_Work instructions_:
Every line below is to be quoted exactly, with nothing added or dropped.
# Rows start
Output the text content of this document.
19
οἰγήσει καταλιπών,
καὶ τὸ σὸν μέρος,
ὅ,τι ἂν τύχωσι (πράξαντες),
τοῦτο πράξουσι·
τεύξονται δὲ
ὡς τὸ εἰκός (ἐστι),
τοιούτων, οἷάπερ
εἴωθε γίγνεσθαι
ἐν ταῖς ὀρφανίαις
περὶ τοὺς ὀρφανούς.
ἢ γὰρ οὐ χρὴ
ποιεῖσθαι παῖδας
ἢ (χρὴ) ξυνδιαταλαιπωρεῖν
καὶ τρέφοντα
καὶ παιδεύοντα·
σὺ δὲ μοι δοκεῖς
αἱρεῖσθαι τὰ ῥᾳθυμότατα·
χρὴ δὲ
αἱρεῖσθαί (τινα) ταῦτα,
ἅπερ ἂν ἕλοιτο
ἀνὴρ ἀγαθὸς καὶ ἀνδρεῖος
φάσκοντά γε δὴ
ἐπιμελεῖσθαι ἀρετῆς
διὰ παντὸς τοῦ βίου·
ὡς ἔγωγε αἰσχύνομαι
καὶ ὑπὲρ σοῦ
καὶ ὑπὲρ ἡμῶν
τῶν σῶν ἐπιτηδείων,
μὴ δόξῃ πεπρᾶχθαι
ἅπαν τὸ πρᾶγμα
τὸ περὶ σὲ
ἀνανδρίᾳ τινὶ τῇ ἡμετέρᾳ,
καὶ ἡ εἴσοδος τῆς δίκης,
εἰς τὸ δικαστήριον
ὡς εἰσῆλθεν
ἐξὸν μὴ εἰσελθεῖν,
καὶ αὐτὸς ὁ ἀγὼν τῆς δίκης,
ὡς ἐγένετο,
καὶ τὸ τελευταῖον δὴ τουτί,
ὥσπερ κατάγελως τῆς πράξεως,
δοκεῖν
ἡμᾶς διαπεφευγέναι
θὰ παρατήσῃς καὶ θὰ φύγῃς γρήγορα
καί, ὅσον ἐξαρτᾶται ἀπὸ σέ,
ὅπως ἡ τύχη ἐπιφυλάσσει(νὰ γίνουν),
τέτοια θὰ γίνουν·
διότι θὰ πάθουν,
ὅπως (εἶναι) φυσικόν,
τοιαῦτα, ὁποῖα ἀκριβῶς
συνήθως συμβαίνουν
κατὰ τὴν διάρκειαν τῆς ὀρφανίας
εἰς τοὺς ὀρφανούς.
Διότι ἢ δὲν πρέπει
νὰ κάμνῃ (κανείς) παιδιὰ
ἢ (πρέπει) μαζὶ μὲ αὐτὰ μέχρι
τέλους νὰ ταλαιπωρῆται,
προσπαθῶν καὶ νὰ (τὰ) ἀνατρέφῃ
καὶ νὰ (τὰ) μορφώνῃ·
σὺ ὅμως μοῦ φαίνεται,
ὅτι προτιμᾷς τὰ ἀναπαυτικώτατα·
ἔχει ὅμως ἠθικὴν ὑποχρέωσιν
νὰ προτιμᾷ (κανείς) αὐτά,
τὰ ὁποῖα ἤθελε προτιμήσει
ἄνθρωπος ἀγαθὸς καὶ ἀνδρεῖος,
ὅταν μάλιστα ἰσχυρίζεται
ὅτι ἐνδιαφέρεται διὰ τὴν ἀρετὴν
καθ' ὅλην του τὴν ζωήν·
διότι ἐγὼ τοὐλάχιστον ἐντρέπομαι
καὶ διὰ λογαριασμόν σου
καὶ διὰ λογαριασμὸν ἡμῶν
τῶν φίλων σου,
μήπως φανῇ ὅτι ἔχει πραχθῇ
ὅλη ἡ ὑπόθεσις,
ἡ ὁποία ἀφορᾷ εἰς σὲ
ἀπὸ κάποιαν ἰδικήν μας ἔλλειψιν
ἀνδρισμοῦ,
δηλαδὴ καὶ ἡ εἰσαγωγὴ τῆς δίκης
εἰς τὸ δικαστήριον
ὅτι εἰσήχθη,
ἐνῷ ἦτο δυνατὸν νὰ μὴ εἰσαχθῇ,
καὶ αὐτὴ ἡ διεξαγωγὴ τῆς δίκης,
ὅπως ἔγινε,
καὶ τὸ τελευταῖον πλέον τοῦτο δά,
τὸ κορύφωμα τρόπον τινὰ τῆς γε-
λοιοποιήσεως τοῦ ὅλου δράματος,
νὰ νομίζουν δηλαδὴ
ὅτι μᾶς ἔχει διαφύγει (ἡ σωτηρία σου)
# Rows end
_Written solution_:
Output the text content of this document.
19
οἰγήσει καταλιπών,
καὶ τὸ σὸν μέρος,
ὅ,τι ἂν τύχωσι (πράξαντες),
τοῦτο πράξουσι·
τεύξονται δὲ
ὡς τὸ εἰκός (ἐστι),
τοιούτων, οἷάπερ
εἴωθε γίγνεσθαι
ἐν ταῖς ὀρφανίαις
περὶ τοὺς ὀρφανούς.
ἢ γὰρ οὐ χρὴ
ποιεῖσθαι παῖδας
ἢ (χρὴ) ξυνδιαταλαιπωρεῖν
καὶ τρέφοντα
καὶ παιδεύοντα·
σὺ δὲ μοι δοκεῖς
αἱρεῖσθαι τὰ ῥᾳθυμότατα·
χρὴ δὲ
αἱρεῖσθαί (τινα) ταῦτα,
ἅπερ ἂν ἕλοιτο
ἀνὴρ ἀγαθὸς καὶ ἀνδρεῖος
φάσκοντά γε δὴ
ἐπιμελεῖσθαι ἀρετῆς
διὰ παντὸς τοῦ βίου·
ὡς ἔγωγε αἰσχύνομαι
καὶ ὑπὲρ σοῦ
καὶ ὑπὲρ ἡμῶν
τῶν σῶν ἐπιτηδείων,
μὴ δόξῃ πεπρᾶχθαι
ἅπαν τὸ πρᾶγμα
τὸ περὶ σὲ
ἀνανδρίᾳ τινὶ τῇ ἡμετέρᾳ,
καὶ ἡ εἴσοδος τῆς δίκης,
εἰς τὸ δικαστήριον
ὡς εἰσῆλθεν
ἐξὸν μὴ εἰσελθεῖν,
καὶ αὐτὸς ὁ ἀγὼν τῆς δίκης,
ὡς ἐγένετο,
καὶ τὸ τελευταῖον δὴ τουτί,
ὥσπερ κατάγελως τῆς πράξεως,
δοκεῖν
ἡμᾶς διαπεφευγέναι
θὰ παρατήσῃς καὶ θὰ φύγῃς γρήγορα
καί, ὅσον ἐξαρτᾶται ἀπὸ σέ,
ὅπως ἡ τύχη ἐπιφυλάσσει(νὰ γίνουν),
τέτοια θὰ γίνουν·
διότι θὰ πάθουν,
ὅπως (εἶναι) φυσικόν,
τοιαῦτα, ὁποῖα ἀκριβῶς
συνήθως συμβαίνουν
κατὰ τὴν διάρκειαν τῆς ὀρφανίας
εἰς τοὺς ὀρφανούς.
Διότι ἢ δὲν πρέπει
νὰ κάμνῃ (κανείς) παιδιὰ
ἢ (πρέπει) μαζὶ μὲ αὐτὰ μέχρι
τέλους νὰ ταλαιπωρῆται,
προσπαθῶν καὶ νὰ (τὰ) ἀνατρέφῃ
καὶ νὰ (τὰ) μορφώνῃ·
σὺ ὅμως μοῦ φαίνεται,
ὅτι προτιμᾷς τὰ ἀναπαυτικώτατα·
ἔχει ὅμως ἠθικὴν ὑποχρέωσιν
νὰ προτιμᾷ (κανείς) αὐτά,
τὰ ὁποῖα ἤθελε προτιμήσει
ἄνθρωπος ἀγαθὸς καὶ ἀνδρεῖος,
ὅταν μάλιστα ἰσχυρίζεται
ὅτι ἐνδιαφέρεται διὰ τὴν ἀρετὴν
καθ' ὅλην του τὴν ζωήν·
διότι ἐγὼ τοὐλάχιστον ἐντρέπομαι
καὶ διὰ λογαριασμόν σου
καὶ διὰ λογαριασμὸν ἡμῶν
τῶν φίλων σου,
μήπως φανῇ ὅτι ἔχει πραχθῇ
ὅλη ἡ ὑπόθεσις,
ἡ ὁποία ἀφορᾷ εἰς σὲ
ἀπὸ κάποιαν ἰδικήν μας ἔλλειψιν
ἀνδρισμοῦ,
δηλαδὴ καὶ ἡ εἰσαγωγὴ τῆς δίκης
εἰς τὸ δικαστήριον
ὅτι εἰσήχθη,
ἐνῷ ἦτο δυνατὸν νὰ μὴ εἰσαχθῇ,
καὶ αὐτὴ ἡ διεξαγωγὴ τῆς δίκης,
ὅπως ἔγινε,
καὶ τὸ τελευταῖον πλέον τοῦτο δά,
τὸ κορύφωμα τρόπον τινὰ τῆς γε-
λοιοποιήσεως τοῦ ὅλου δράματος,
νὰ νομίζουν δηλαδὴ
ὅτι μᾶς ἔχει διαφύγει (ἡ σωτηρία σου)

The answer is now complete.